Directions for this task
Draw out every line with the word "color" from the listing below.

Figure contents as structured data
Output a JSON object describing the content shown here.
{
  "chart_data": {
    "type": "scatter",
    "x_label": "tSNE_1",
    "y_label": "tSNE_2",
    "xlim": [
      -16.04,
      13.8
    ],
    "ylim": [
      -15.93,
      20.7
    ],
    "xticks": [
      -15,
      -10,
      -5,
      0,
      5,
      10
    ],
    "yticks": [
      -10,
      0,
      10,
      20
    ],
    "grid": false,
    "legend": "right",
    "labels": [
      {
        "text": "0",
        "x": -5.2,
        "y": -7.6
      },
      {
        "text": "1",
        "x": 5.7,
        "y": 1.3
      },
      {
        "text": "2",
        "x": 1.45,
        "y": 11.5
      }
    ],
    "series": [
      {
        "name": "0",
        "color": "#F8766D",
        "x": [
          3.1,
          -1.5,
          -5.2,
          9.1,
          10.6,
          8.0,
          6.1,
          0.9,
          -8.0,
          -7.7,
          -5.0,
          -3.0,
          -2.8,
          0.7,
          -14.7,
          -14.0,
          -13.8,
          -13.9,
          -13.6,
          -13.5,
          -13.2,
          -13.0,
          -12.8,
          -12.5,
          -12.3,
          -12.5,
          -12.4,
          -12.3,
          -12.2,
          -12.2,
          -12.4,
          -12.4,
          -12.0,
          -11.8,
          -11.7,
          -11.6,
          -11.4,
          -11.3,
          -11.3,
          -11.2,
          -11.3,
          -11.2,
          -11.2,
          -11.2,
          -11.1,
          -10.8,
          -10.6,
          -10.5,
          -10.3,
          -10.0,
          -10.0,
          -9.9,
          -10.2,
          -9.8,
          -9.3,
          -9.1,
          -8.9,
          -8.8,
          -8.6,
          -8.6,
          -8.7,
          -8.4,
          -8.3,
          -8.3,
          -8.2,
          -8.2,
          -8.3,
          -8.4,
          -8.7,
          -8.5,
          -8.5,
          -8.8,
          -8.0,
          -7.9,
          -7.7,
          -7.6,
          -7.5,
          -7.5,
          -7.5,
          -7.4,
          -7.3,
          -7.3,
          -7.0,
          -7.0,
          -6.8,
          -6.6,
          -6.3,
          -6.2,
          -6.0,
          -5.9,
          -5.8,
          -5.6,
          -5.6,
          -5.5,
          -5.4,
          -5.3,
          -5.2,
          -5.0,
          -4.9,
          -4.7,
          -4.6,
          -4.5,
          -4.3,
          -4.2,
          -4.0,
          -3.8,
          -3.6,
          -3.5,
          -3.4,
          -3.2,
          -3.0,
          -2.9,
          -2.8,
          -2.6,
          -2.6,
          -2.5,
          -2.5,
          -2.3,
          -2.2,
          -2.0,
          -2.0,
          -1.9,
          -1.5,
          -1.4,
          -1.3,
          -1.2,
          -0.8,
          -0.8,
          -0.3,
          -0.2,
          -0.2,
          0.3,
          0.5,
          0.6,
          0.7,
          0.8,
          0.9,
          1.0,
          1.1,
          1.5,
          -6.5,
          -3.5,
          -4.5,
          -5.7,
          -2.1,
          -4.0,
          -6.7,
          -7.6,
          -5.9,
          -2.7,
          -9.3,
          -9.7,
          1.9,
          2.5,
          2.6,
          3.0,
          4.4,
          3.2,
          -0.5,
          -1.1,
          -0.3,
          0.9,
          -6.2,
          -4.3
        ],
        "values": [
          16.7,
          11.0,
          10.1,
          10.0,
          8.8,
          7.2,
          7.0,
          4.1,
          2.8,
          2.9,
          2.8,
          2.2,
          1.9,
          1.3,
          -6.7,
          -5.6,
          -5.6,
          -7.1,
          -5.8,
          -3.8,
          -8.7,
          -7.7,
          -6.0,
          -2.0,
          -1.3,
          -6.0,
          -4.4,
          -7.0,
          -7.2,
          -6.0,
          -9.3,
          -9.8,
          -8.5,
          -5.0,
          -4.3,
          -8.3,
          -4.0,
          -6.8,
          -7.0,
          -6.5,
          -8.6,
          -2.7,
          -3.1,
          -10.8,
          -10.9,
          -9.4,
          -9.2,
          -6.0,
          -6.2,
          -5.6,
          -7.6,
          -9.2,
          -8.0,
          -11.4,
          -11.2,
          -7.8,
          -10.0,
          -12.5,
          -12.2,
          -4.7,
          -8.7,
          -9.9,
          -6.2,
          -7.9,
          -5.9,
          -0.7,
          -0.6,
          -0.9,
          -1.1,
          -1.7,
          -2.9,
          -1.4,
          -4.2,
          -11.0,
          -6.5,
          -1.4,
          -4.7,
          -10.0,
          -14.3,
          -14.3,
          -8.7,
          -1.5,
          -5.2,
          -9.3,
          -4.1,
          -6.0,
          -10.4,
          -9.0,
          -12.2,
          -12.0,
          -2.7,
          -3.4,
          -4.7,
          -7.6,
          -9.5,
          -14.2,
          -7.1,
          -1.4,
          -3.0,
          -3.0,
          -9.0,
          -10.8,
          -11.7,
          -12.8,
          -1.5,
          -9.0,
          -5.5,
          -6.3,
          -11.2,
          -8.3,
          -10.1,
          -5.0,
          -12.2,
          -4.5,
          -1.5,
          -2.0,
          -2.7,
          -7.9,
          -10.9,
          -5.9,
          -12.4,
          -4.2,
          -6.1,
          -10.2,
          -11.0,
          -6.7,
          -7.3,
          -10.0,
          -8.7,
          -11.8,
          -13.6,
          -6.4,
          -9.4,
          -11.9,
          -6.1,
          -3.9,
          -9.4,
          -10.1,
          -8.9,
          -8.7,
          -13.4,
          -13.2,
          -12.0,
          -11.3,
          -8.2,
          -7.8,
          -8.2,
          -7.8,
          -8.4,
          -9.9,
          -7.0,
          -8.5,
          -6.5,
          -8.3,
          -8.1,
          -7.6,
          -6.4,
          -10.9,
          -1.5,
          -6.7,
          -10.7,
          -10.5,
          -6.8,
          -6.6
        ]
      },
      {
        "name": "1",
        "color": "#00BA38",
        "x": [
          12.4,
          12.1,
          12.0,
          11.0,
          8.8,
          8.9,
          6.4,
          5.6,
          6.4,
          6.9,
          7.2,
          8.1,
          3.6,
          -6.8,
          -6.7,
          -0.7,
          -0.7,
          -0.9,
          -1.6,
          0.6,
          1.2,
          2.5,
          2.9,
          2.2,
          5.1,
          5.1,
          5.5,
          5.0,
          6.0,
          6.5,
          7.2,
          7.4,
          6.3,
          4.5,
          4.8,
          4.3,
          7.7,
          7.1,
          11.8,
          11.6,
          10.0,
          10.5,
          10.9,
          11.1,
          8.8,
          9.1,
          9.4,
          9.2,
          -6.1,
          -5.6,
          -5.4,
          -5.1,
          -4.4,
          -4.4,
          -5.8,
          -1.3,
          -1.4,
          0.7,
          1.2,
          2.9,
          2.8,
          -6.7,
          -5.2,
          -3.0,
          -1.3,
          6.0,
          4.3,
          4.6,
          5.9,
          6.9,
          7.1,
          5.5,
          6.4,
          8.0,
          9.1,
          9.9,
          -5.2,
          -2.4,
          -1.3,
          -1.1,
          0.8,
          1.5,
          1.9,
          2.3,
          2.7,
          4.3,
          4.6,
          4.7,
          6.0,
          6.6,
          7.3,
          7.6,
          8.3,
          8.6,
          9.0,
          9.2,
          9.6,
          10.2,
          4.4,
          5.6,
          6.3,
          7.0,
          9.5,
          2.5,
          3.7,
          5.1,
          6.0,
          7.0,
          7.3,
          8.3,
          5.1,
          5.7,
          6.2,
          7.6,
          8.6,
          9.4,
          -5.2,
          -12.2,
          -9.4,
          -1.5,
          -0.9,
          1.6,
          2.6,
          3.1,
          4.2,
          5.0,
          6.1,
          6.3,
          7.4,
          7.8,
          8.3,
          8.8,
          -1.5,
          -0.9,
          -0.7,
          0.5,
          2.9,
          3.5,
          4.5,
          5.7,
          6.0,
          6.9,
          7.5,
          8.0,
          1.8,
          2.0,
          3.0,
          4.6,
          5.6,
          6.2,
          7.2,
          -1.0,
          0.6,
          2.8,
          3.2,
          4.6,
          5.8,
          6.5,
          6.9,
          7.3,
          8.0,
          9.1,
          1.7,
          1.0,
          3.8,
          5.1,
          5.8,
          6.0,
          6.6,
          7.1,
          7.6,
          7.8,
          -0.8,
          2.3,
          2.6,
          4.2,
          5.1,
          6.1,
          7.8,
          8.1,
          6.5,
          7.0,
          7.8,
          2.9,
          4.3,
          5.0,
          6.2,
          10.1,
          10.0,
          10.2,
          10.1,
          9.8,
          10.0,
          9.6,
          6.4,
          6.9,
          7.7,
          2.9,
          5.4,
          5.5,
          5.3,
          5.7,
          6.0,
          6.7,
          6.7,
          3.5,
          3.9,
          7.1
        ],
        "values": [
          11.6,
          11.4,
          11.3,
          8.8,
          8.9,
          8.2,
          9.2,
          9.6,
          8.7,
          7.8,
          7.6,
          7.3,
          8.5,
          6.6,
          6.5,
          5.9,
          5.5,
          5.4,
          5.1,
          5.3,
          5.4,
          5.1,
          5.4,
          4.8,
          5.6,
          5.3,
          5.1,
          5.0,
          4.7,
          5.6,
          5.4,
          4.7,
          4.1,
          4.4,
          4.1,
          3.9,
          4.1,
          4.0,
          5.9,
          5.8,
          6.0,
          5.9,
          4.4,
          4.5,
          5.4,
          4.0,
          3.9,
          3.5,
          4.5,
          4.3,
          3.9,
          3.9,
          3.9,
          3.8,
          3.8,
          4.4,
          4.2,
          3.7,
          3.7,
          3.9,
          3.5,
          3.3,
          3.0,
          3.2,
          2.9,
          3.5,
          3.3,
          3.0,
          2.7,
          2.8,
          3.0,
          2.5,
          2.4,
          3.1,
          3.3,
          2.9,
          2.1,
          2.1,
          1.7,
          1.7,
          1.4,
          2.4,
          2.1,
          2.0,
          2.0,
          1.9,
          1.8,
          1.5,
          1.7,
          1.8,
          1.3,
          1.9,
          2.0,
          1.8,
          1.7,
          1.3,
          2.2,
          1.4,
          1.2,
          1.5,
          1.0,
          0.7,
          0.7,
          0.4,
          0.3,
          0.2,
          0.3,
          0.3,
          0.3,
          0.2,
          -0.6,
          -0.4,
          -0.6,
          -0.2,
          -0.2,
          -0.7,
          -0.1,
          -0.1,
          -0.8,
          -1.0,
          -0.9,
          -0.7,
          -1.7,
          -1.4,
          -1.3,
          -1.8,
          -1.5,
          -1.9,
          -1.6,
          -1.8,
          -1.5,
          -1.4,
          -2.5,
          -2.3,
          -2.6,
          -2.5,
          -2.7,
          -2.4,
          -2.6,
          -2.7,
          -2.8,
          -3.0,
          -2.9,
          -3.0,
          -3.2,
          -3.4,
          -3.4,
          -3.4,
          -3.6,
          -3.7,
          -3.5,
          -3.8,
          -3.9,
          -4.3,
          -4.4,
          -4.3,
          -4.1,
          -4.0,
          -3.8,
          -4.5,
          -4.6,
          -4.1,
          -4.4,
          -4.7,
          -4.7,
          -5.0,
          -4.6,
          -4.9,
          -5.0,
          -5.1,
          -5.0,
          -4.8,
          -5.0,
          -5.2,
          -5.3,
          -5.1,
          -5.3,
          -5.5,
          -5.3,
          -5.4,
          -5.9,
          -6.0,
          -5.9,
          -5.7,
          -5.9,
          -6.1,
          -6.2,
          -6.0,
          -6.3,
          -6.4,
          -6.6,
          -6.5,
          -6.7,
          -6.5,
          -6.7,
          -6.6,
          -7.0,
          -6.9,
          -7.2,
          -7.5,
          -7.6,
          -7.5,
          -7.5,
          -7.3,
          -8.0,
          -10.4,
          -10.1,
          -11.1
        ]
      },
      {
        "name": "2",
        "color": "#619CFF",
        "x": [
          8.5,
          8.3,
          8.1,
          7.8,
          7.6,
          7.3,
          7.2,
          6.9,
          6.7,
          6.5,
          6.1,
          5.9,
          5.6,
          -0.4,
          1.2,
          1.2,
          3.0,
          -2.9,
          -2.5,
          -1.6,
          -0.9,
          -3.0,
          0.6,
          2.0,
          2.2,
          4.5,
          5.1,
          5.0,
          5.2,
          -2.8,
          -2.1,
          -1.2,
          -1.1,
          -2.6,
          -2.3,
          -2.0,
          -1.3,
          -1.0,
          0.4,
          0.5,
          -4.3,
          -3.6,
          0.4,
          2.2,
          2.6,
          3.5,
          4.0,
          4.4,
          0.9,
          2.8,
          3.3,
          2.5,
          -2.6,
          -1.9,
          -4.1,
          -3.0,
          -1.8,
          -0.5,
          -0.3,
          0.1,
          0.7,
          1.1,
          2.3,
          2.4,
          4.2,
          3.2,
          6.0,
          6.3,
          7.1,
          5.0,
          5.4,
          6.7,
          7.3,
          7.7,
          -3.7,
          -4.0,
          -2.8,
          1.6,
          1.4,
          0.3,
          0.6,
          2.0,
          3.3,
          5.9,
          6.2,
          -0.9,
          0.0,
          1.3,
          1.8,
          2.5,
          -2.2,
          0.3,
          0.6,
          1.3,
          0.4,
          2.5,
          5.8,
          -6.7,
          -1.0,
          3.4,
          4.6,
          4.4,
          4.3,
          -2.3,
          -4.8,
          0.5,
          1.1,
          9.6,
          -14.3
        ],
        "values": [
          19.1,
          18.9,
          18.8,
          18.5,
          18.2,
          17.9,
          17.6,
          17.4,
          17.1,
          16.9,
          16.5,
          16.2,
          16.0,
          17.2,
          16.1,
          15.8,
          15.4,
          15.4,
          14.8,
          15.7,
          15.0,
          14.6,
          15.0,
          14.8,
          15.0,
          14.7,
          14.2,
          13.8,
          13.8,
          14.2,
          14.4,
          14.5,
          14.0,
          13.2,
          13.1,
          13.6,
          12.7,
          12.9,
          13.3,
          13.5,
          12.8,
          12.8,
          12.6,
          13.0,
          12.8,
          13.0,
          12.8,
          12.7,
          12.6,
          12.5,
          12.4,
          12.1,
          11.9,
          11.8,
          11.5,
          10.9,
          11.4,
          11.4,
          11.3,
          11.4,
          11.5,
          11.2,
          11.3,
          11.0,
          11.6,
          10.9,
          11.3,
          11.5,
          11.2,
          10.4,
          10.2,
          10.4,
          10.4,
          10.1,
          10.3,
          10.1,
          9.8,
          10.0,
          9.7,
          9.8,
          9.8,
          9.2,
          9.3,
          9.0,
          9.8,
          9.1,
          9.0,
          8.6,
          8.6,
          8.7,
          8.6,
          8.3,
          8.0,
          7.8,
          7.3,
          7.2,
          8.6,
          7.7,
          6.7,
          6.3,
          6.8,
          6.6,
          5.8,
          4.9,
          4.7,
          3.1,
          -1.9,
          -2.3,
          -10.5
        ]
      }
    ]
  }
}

Solution for this exercise
        "color": "#F8766D",
        "color": "#00BA38",
        "color": "#619CFF",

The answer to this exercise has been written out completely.